What is asked
Within the data below, state how many lines contain the string "JSON". Provide the number only.

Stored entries

•••••

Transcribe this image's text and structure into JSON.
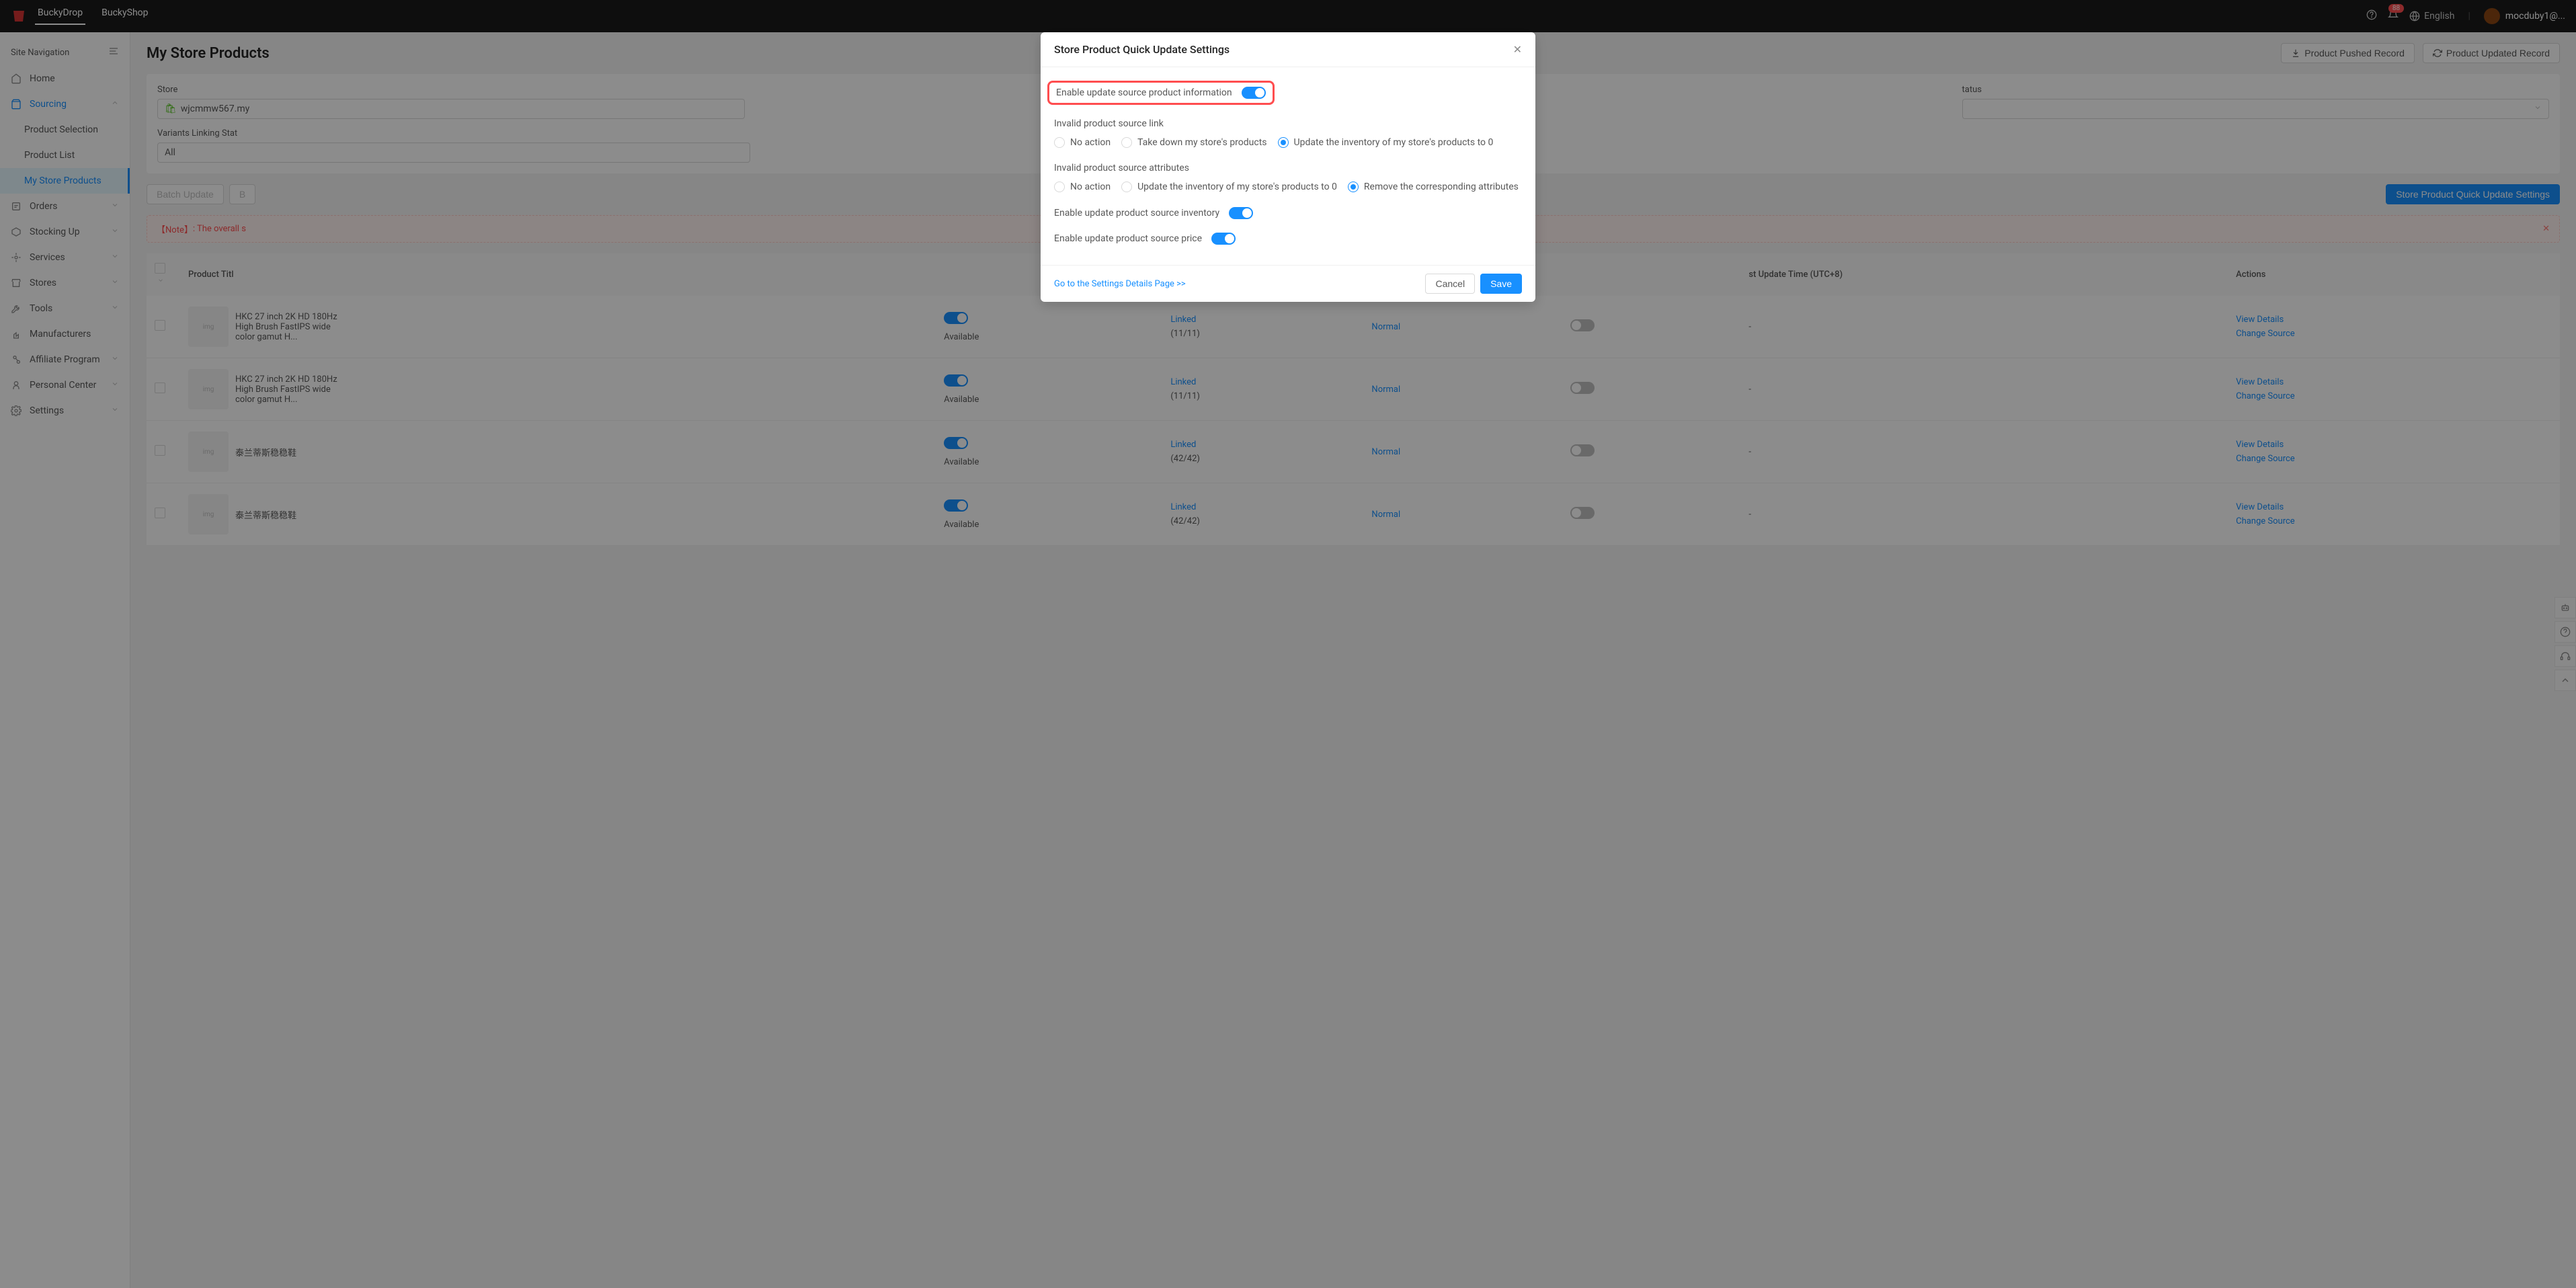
{
  "header": {
    "brand_1": "BuckyDrop",
    "brand_2": "BuckyShop",
    "badge_count": "88",
    "language": "English",
    "user_display": "mocduby1@..."
  },
  "sidebar": {
    "site_nav_label": "Site Navigation",
    "items": [
      {
        "label": "Home"
      },
      {
        "label": "Sourcing",
        "children": [
          {
            "label": "Product Selection"
          },
          {
            "label": "Product List"
          },
          {
            "label": "My Store Products"
          }
        ]
      },
      {
        "label": "Orders"
      },
      {
        "label": "Stocking Up"
      },
      {
        "label": "Services"
      },
      {
        "label": "Stores"
      },
      {
        "label": "Tools"
      },
      {
        "label": "Manufacturers"
      },
      {
        "label": "Affiliate Program"
      },
      {
        "label": "Personal Center"
      },
      {
        "label": "Settings"
      }
    ]
  },
  "page": {
    "title": "My Store Products",
    "pushed_record_btn": "Product Pushed Record",
    "updated_record_btn": "Product Updated Record"
  },
  "filters": {
    "store_label": "Store",
    "store_value": "wjcmmw567.my",
    "status_label": "tatus",
    "variants_label": "Variants Linking Stat",
    "variants_value": "All"
  },
  "actions": {
    "batch_update": "Batch Update",
    "batch_other": "B",
    "quick_settings_btn": "Store Product Quick Update Settings"
  },
  "note": {
    "prefix": "【Note】",
    "text": ": The overall s"
  },
  "table": {
    "headers": {
      "title": "Product Titl",
      "update_time": "st Update Time (UTC+8)",
      "actions": "Actions"
    },
    "action_view": "View Details",
    "action_change": "Change Source",
    "rows": [
      {
        "title": "HKC 27 inch 2K HD 180Hz High Brush FastIPS wide color gamut H...",
        "available": "Available",
        "linked": "Linked",
        "ratio": "(11/11)",
        "normal": "Normal",
        "update_time": "-"
      },
      {
        "title": "HKC 27 inch 2K HD 180Hz High Brush FastIPS wide color gamut H...",
        "available": "Available",
        "linked": "Linked",
        "ratio": "(11/11)",
        "normal": "Normal",
        "update_time": "-"
      },
      {
        "title": "泰兰蒂斯稳稳鞋",
        "available": "Available",
        "linked": "Linked",
        "ratio": "(42/42)",
        "normal": "Normal",
        "update_time": "-"
      },
      {
        "title": "泰兰蒂斯稳稳鞋",
        "available": "Available",
        "linked": "Linked",
        "ratio": "(42/42)",
        "normal": "Normal",
        "update_time": "-"
      }
    ]
  },
  "modal": {
    "title": "Store Product Quick Update Settings",
    "enable_info": "Enable update source product information",
    "invalid_link_label": "Invalid product source link",
    "invalid_link_options": {
      "no_action": "No action",
      "take_down": "Take down my store's products",
      "update_zero": "Update the inventory of my store's products to 0"
    },
    "invalid_attr_label": "Invalid product source attributes",
    "invalid_attr_options": {
      "no_action": "No action",
      "update_zero": "Update the inventory of my store's products to 0",
      "remove": "Remove the corresponding attributes"
    },
    "enable_inventory": "Enable update product source inventory",
    "enable_price": "Enable update product source price",
    "details_link": "Go to the Settings Details Page >>",
    "cancel": "Cancel",
    "save": "Save"
  }
}
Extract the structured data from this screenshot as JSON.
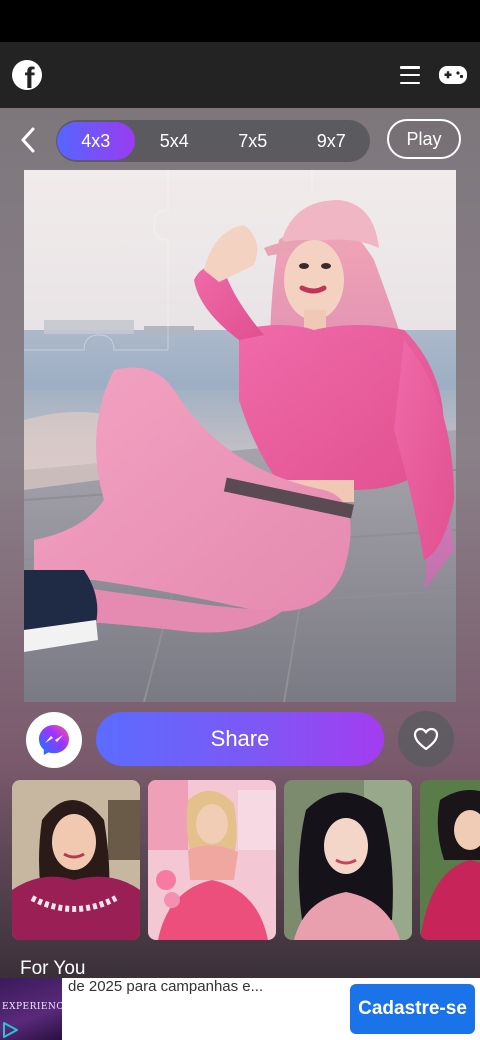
{
  "header": {
    "logo_icon": "facebook-icon",
    "menu_icon": "hamburger-menu-icon",
    "games_icon": "gamepad-icon"
  },
  "puzzle_controls": {
    "back_icon": "chevron-left-icon",
    "sizes": [
      {
        "label": "4x3",
        "selected": true
      },
      {
        "label": "5x4",
        "selected": false
      },
      {
        "label": "7x5",
        "selected": false
      },
      {
        "label": "9x7",
        "selected": false
      }
    ],
    "play_label": "Play"
  },
  "actions": {
    "messenger_icon": "messenger-icon",
    "share_label": "Share",
    "favorite_icon": "heart-icon"
  },
  "for_you": {
    "title": "For You"
  },
  "ad": {
    "image_text": "EXPERIENCE",
    "text": "de 2025 para campanhas e...",
    "cta_label": "Cadastre-se"
  },
  "colors": {
    "accent_gradient_start": "#5566ff",
    "accent_gradient_end": "#a43cf0",
    "cta_blue": "#1a73e8"
  }
}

•••••

Correct output
2